TASK TO CARRY OUT:
Reproduce every line of the listing as written, apart from the pictures.

RECORDS SHOWN:
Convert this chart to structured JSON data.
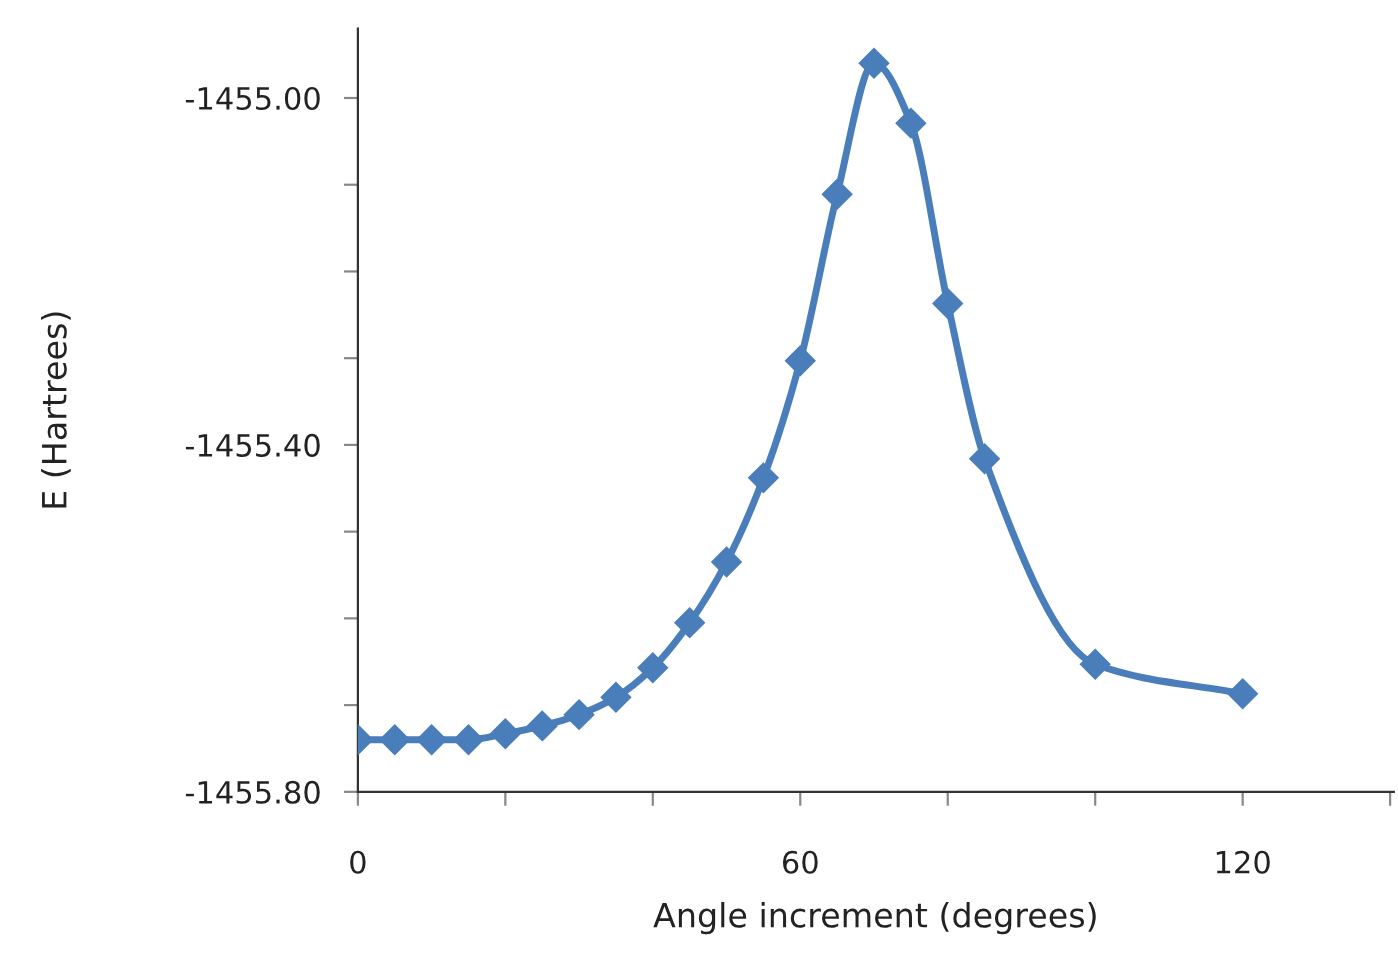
{
  "chart_data": {
    "type": "line",
    "xlabel": "Angle increment (degrees)",
    "ylabel": "E (Hartrees)",
    "x": [
      0,
      5,
      10,
      15,
      20,
      25,
      30,
      35,
      40,
      45,
      50,
      55,
      60,
      65,
      70,
      75,
      80,
      85,
      100,
      120
    ],
    "series": [
      {
        "color": "#4a7ebb",
        "values": [
          -1455.74,
          -1455.74,
          -1455.74,
          -1455.74,
          -1455.733,
          -1455.724,
          -1455.711,
          -1455.691,
          -1455.657,
          -1455.605,
          -1455.535,
          -1455.438,
          -1455.303,
          -1455.111,
          -1454.96,
          -1455.029,
          -1455.237,
          -1455.416,
          -1455.653,
          -1455.687
        ]
      }
    ],
    "xlim": [
      0,
      140.5
    ],
    "ylim": [
      -1455.8,
      -1454.92
    ],
    "xticks": [
      0,
      {
        "value": 20,
        "label": null
      },
      {
        "value": 40,
        "label": null
      },
      60,
      {
        "value": 80,
        "label": null
      },
      {
        "value": 100,
        "label": null
      },
      120,
      {
        "value": 140,
        "label": null
      }
    ],
    "yticks": [
      {
        "value": -1455.8,
        "label": "-1455.80"
      },
      {
        "value": -1455.7,
        "label": null
      },
      {
        "value": -1455.6,
        "label": null
      },
      {
        "value": -1455.5,
        "label": null
      },
      {
        "value": -1455.4,
        "label": "-1455.40"
      },
      {
        "value": -1455.3,
        "label": null
      },
      {
        "value": -1455.2,
        "label": null
      },
      {
        "value": -1455.1,
        "label": null
      },
      {
        "value": -1455.0,
        "label": "-1455.00"
      }
    ],
    "grid": false,
    "legend": false,
    "marker": "diamond",
    "line_style": "solid"
  }
}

TASK OUTPUT:
Convert this chart to structured JSON data.
{
  "chart_data": {
    "type": "line",
    "xlabel": "Angle increment (degrees)",
    "ylabel": "E (Hartrees)",
    "x": [
      0,
      5,
      10,
      15,
      20,
      25,
      30,
      35,
      40,
      45,
      50,
      55,
      60,
      65,
      70,
      75,
      80,
      85,
      100,
      120
    ],
    "series": [
      {
        "color": "#4a7ebb",
        "values": [
          -1455.74,
          -1455.74,
          -1455.74,
          -1455.74,
          -1455.733,
          -1455.724,
          -1455.711,
          -1455.691,
          -1455.657,
          -1455.605,
          -1455.535,
          -1455.438,
          -1455.303,
          -1455.111,
          -1454.96,
          -1455.029,
          -1455.237,
          -1455.416,
          -1455.653,
          -1455.687
        ]
      }
    ],
    "xlim": [
      0,
      140.5
    ],
    "ylim": [
      -1455.8,
      -1454.92
    ],
    "xticks": [
      0,
      {
        "value": 20,
        "label": null
      },
      {
        "value": 40,
        "label": null
      },
      60,
      {
        "value": 80,
        "label": null
      },
      {
        "value": 100,
        "label": null
      },
      120,
      {
        "value": 140,
        "label": null
      }
    ],
    "yticks": [
      {
        "value": -1455.8,
        "label": "-1455.80"
      },
      {
        "value": -1455.7,
        "label": null
      },
      {
        "value": -1455.6,
        "label": null
      },
      {
        "value": -1455.5,
        "label": null
      },
      {
        "value": -1455.4,
        "label": "-1455.40"
      },
      {
        "value": -1455.3,
        "label": null
      },
      {
        "value": -1455.2,
        "label": null
      },
      {
        "value": -1455.1,
        "label": null
      },
      {
        "value": -1455.0,
        "label": "-1455.00"
      }
    ],
    "grid": false,
    "legend": false,
    "marker": "diamond",
    "line_style": "solid"
  }
}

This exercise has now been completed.